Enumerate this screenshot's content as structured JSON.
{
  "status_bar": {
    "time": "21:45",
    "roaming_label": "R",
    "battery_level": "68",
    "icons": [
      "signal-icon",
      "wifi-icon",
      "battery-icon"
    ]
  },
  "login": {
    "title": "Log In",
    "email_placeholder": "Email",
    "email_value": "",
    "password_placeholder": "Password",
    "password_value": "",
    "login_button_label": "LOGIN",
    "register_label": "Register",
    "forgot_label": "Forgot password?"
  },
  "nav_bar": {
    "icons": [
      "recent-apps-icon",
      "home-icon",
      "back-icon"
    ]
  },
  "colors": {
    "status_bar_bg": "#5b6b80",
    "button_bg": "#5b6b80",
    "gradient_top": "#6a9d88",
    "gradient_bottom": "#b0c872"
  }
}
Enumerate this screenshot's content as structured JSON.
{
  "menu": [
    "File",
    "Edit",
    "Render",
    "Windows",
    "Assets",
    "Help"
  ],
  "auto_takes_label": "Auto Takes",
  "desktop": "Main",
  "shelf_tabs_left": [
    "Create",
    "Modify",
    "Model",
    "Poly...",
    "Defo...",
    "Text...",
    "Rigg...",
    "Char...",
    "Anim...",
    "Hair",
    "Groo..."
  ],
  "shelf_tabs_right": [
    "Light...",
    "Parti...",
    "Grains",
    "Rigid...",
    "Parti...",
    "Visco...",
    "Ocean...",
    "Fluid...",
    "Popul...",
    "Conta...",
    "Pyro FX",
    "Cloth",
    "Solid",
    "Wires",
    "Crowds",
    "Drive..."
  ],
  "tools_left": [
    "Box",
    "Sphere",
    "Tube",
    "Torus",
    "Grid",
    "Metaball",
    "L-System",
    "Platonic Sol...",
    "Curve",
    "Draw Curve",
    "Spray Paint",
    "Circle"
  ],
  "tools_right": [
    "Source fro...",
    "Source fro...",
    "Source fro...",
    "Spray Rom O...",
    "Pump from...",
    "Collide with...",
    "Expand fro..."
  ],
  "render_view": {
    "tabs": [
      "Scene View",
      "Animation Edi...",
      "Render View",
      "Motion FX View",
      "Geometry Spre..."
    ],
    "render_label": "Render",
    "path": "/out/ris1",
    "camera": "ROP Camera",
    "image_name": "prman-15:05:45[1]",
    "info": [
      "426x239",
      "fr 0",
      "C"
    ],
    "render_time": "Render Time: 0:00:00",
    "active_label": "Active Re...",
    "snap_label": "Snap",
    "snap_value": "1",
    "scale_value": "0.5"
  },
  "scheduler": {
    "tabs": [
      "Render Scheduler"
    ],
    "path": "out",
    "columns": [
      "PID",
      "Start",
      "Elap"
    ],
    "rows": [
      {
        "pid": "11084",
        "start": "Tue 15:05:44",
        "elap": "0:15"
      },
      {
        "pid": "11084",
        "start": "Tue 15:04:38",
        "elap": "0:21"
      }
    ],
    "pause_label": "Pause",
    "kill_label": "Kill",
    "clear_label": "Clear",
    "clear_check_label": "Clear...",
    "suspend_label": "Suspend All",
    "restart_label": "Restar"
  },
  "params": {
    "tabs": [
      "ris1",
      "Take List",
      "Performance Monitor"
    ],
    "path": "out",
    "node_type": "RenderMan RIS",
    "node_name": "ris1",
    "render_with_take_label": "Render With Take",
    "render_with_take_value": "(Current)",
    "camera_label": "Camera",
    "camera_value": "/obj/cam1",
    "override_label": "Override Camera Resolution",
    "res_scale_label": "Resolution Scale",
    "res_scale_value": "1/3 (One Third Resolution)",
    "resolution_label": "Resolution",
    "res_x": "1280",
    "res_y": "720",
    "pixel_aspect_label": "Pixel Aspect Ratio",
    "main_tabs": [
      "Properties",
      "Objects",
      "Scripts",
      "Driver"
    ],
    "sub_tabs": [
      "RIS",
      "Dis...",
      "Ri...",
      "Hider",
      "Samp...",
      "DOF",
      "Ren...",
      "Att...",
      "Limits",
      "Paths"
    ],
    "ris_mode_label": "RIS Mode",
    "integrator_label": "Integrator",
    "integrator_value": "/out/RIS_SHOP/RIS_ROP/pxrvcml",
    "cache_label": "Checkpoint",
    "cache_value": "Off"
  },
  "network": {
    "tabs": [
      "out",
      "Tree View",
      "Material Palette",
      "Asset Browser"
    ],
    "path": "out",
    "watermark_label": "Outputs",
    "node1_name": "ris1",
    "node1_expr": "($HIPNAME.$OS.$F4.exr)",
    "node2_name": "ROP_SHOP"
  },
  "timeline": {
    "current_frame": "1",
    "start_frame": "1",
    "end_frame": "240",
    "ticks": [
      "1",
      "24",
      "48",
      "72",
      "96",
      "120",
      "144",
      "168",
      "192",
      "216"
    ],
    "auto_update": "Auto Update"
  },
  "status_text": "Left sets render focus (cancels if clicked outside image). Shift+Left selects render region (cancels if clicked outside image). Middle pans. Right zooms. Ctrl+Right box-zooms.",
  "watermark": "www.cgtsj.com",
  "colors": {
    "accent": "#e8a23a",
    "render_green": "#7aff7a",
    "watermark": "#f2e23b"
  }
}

.....

### Exercise details
Repeat all of the records above exactly as written.

### Task response
Enumerate this screenshot's content as structured JSON.
{
  "status_bar": {
    "time": "21:45",
    "roaming_label": "R",
    "battery_level": "68",
    "icons": [
      "signal-icon",
      "wifi-icon",
      "battery-icon"
    ]
  },
  "login": {
    "title": "Log In",
    "email_placeholder": "Email",
    "email_value": "",
    "password_placeholder": "Password",
    "password_value": "",
    "login_button_label": "LOGIN",
    "register_label": "Register",
    "forgot_label": "Forgot password?"
  },
  "nav_bar": {
    "icons": [
      "recent-apps-icon",
      "home-icon",
      "back-icon"
    ]
  },
  "colors": {
    "status_bar_bg": "#5b6b80",
    "button_bg": "#5b6b80",
    "gradient_top": "#6a9d88",
    "gradient_bottom": "#b0c872"
  }
}
Enumerate this screenshot's content as structured JSON.
{
  "menu": [
    "File",
    "Edit",
    "Render",
    "Windows",
    "Assets",
    "Help"
  ],
  "auto_takes_label": "Auto Takes",
  "desktop": "Main",
  "shelf_tabs_left": [
    "Create",
    "Modify",
    "Model",
    "Poly...",
    "Defo...",
    "Text...",
    "Rigg...",
    "Char...",
    "Anim...",
    "Hair",
    "Groo..."
  ],
  "shelf_tabs_right": [
    "Light...",
    "Parti...",
    "Grains",
    "Rigid...",
    "Parti...",
    "Visco...",
    "Ocean...",
    "Fluid...",
    "Popul...",
    "Conta...",
    "Pyro FX",
    "Cloth",
    "Solid",
    "Wires",
    "Crowds",
    "Drive..."
  ],
  "tools_left": [
    "Box",
    "Sphere",
    "Tube",
    "Torus",
    "Grid",
    "Metaball",
    "L-System",
    "Platonic Sol...",
    "Curve",
    "Draw Curve",
    "Spray Paint",
    "Circle"
  ],
  "tools_right": [
    "Source fro...",
    "Source fro...",
    "Source fro...",
    "Spray Rom O...",
    "Pump from...",
    "Collide with...",
    "Expand fro..."
  ],
  "render_view": {
    "tabs": [
      "Scene View",
      "Animation Edi...",
      "Render View",
      "Motion FX View",
      "Geometry Spre..."
    ],
    "render_label": "Render",
    "path": "/out/ris1",
    "camera": "ROP Camera",
    "image_name": "prman-15:05:45[1]",
    "info": [
      "426x239",
      "fr 0",
      "C"
    ],
    "render_time": "Render Time: 0:00:00",
    "active_label": "Active Re...",
    "snap_label": "Snap",
    "snap_value": "1",
    "scale_value": "0.5"
  },
  "scheduler": {
    "tabs": [
      "Render Scheduler"
    ],
    "path": "out",
    "columns": [
      "PID",
      "Start",
      "Elap"
    ],
    "rows": [
      {
        "pid": "11084",
        "start": "Tue 15:05:44",
        "elap": "0:15"
      },
      {
        "pid": "11084",
        "start": "Tue 15:04:38",
        "elap": "0:21"
      }
    ],
    "pause_label": "Pause",
    "kill_label": "Kill",
    "clear_label": "Clear",
    "clear_check_label": "Clear...",
    "suspend_label": "Suspend All",
    "restart_label": "Restar"
  },
  "params": {
    "tabs": [
      "ris1",
      "Take List",
      "Performance Monitor"
    ],
    "path": "out",
    "node_type": "RenderMan RIS",
    "node_name": "ris1",
    "render_with_take_label": "Render With Take",
    "render_with_take_value": "(Current)",
    "camera_label": "Camera",
    "camera_value": "/obj/cam1",
    "override_label": "Override Camera Resolution",
    "res_scale_label": "Resolution Scale",
    "res_scale_value": "1/3 (One Third Resolution)",
    "resolution_label": "Resolution",
    "res_x": "1280",
    "res_y": "720",
    "pixel_aspect_label": "Pixel Aspect Ratio",
    "main_tabs": [
      "Properties",
      "Objects",
      "Scripts",
      "Driver"
    ],
    "sub_tabs": [
      "RIS",
      "Dis...",
      "Ri...",
      "Hider",
      "Samp...",
      "DOF",
      "Ren...",
      "Att...",
      "Limits",
      "Paths"
    ],
    "ris_mode_label": "RIS Mode",
    "integrator_label": "Integrator",
    "integrator_value": "/out/RIS_SHOP/RIS_ROP/pxrvcml",
    "cache_label": "Checkpoint",
    "cache_value": "Off"
  },
  "network": {
    "tabs": [
      "out",
      "Tree View",
      "Material Palette",
      "Asset Browser"
    ],
    "path": "out",
    "watermark_label": "Outputs",
    "node1_name": "ris1",
    "node1_expr": "($HIPNAME.$OS.$F4.exr)",
    "node2_name": "ROP_SHOP"
  },
  "timeline": {
    "current_frame": "1",
    "start_frame": "1",
    "end_frame": "240",
    "ticks": [
      "1",
      "24",
      "48",
      "72",
      "96",
      "120",
      "144",
      "168",
      "192",
      "216"
    ],
    "auto_update": "Auto Update"
  },
  "status_text": "Left sets render focus (cancels if clicked outside image). Shift+Left selects render region (cancels if clicked outside image). Middle pans. Right zooms. Ctrl+Right box-zooms.",
  "watermark": "www.cgtsj.com",
  "colors": {
    "accent": "#e8a23a",
    "render_green": "#7aff7a",
    "watermark": "#f2e23b"
  }
}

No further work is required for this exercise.